Supplied passage

Use case - Health data circles

A consortium formed by research organisations and R&D businesses aims at enabl the use of training data for artificial intelligence (AI) generated at fragmented "data silos". Data silos are isolated storage devices controlled by a single organisation or authority. The data will be made available to develop models. Data circles brings data producers and users together, which will open new scenarios to apply the results. Data protection and quality and preservation of privacy are taken into account from the start to overcome lack of trust and other concerns that are typical of data marketplaces.

The project will also contact relevant stakeholders to create future data circles tailor-made to meet their requirements. By considering other ethical aspects like political issues as well, together with user interfaces, appropriate data processing, quality policies and legal framework, it is hoped it will be possible to demonstrate the added value of data circles for a secure data exchange. Data value assessment will also be developed and will also contribute to this end.

Goal
In the health data circles use case, what is the project hoping to demonstrate?

Data excerpt
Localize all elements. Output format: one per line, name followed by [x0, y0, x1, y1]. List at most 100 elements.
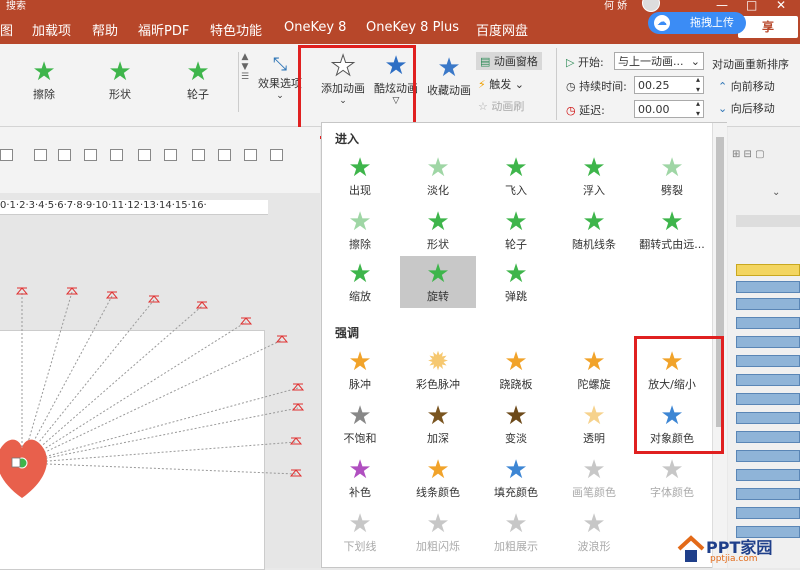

Finished answer
The added value of data circles for a secure data exchange.